[BEGIN Raw data]

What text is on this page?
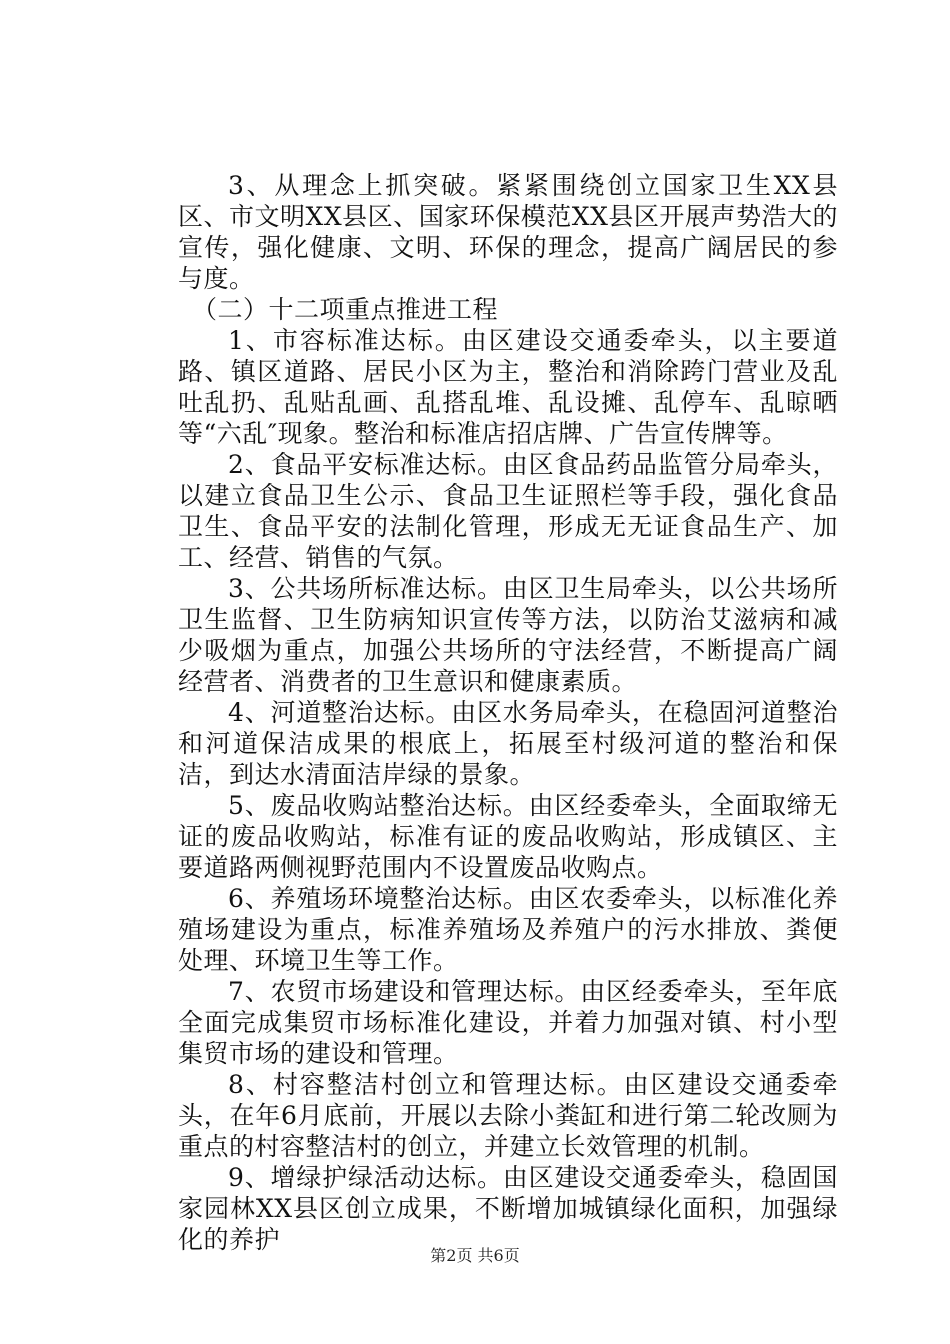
3、从理念上抓突破。紧紧围绕创立国家卫生XX县区、市文明XX县区、国家环保模范XX县区开展声势浩大的宣传，强化健康、文明、环保的理念，提高广阔居民的参与度。

（二）十二项重点推进工程

1、市容标准达标。由区建设交通委牵头，以主要道路、镇区道路、居民小区为主，整治和消除跨门营业及乱吐乱扔、乱贴乱画、乱搭乱堆、乱设摊、乱停车、乱晾晒等“六乱″现象。整治和标准店招店牌、广告宣传牌等。

2、食品平安标准达标。由区食品药品监管分局牵头，以建立食品卫生公示、食品卫生证照栏等手段，强化食品卫生、食品平安的法制化管理，形成无无证食品生产、加工、经营、销售的气氛。

3、公共场所标准达标。由区卫生局牵头，以公共场所卫生监督、卫生防病知识宣传等方法，以防治艾滋病和减少吸烟为重点，加强公共场所的守法经营，不断提高广阔经营者、消费者的卫生意识和健康素质。

4、河道整治达标。由区水务局牵头，在稳固河道整治和河道保洁成果的根底上，拓展至村级河道的整治和保洁，到达水清面洁岸绿的景象。

5、废品收购站整治达标。由区经委牵头，全面取缔无证的废品收购站，标准有证的废品收购站，形成镇区、主要道路两侧视野范围内不设置废品收购点。

6、养殖场环境整治达标。由区农委牵头，以标准化养殖场建设为重点，标准养殖场及养殖户的污水排放、粪便处理、环境卫生等工作。

7、农贸市场建设和管理达标。由区经委牵头，至年底全面完成集贸市场标准化建设，并着力加强对镇、村小型集贸市场的建设和管理。

8、村容整洁村创立和管理达标。由区建设交通委牵头，在年6月底前，开展以去除小粪缸和进行第二轮改厕为重点的村容整洁村的创立，并建立长效管理的机制。

9、增绿护绿活动达标。由区建设交通委牵头，稳固国家园林XX县区创立成果，不断增加城镇绿化面积，加强绿化的养护

第2页 共6页
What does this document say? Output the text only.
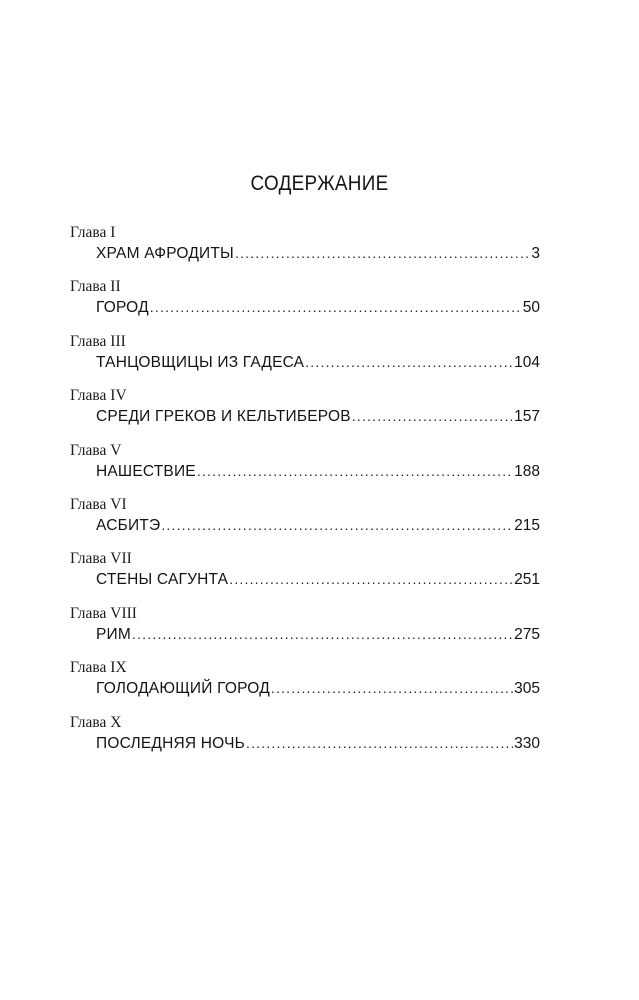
СОДЕРЖАНИЕ
Глава I
ХРАМ АФРОДИТЫ .....	3
Глава II
ГОРОД .....	50
Глава III
ТАНЦОВЩИЦЫ ИЗ ГАДЕСА .....	104
Глава IV
СРЕДИ ГРЕКОВ И КЕЛЬТИБЕРОВ .....	157
Глава V
НАШЕСТВИЕ .....	188
Глава VI
АСБИТЭ .....	215
Глава VII
СТЕНЫ САГУНТА .....	251
Глава VIII
РИМ .....	275
Глава IX
ГОЛОДАЮЩИЙ ГОРОД .....	305
Глава X
ПОСЛЕДНЯЯ НОЧЬ .....	330
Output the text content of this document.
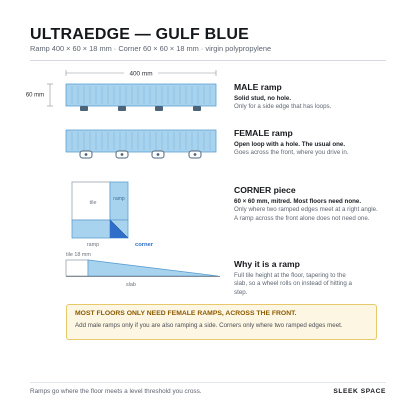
ULTRAEDGE — GULF BLUE
Ramp 400 × 60 × 18 mm · Corner 60 × 60 × 18 mm · virgin polypropylene
400 mm
60 mm
tile
ramp
ramp	corner
tile 18 mm
slab
MALE ramp
Solid stud, no hole.
Only for a side edge that has loops.
FEMALE ramp
Open loop with a hole. The usual one.
Goes across the front, where you drive in.
CORNER piece
60 × 60 mm, mitred. Most floors need none.
Only where two ramped edges meet at a right angle. A ramp across the front alone does not need one.
Why it is a ramp
Full tile height at the floor, tapering to the slab, so a wheel rolls on instead of hitting a step.
MOST FLOORS ONLY NEED FEMALE RAMPS, ACROSS THE FRONT.
Add male ramps only if you are also ramping a side. Corners only where two ramped edges meet.
Ramps go where the floor meets a level threshold you cross.	SLEEK SPACE
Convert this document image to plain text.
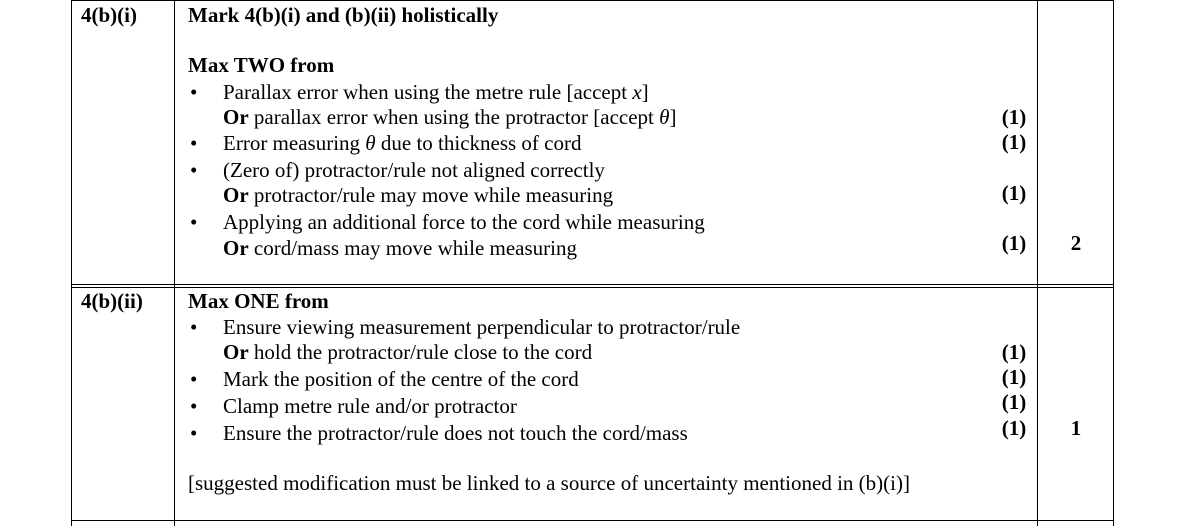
4(b)(i) Mark 4(b)(i) and (b)(ii) holistically
Max TWO from
• Parallax error when using the metre rule [accept x]
Or parallax error when using the protractor [accept θ]	(1)
• Error measuring θ due to thickness of cord	(1)
• (Zero of) protractor/rule not aligned correctly
Or protractor/rule may move while measuring	(1)
• Applying an additional force to the cord while measuring
Or cord/mass may move while measuring	(1)	2
4(b)(ii) Max ONE from
• Ensure viewing measurement perpendicular to protractor/rule
Or hold the protractor/rule close to the cord	(1)
• Mark the position of the centre of the cord	(1)
• Clamp metre rule and/or protractor	(1)
• Ensure the protractor/rule does not touch the cord/mass	(1)	1
[suggested modification must be linked to a source of uncertainty mentioned in (b)(i)]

[END Raw data]

▶ **Written request**
Pick out each line containing "Глава" and report it.

▶ **Task solution**
Глава I
Глава II
Глава III
Глава IV
Глава V
Глава VI
Глава VII
Глава VIII
Глава IX
Глава X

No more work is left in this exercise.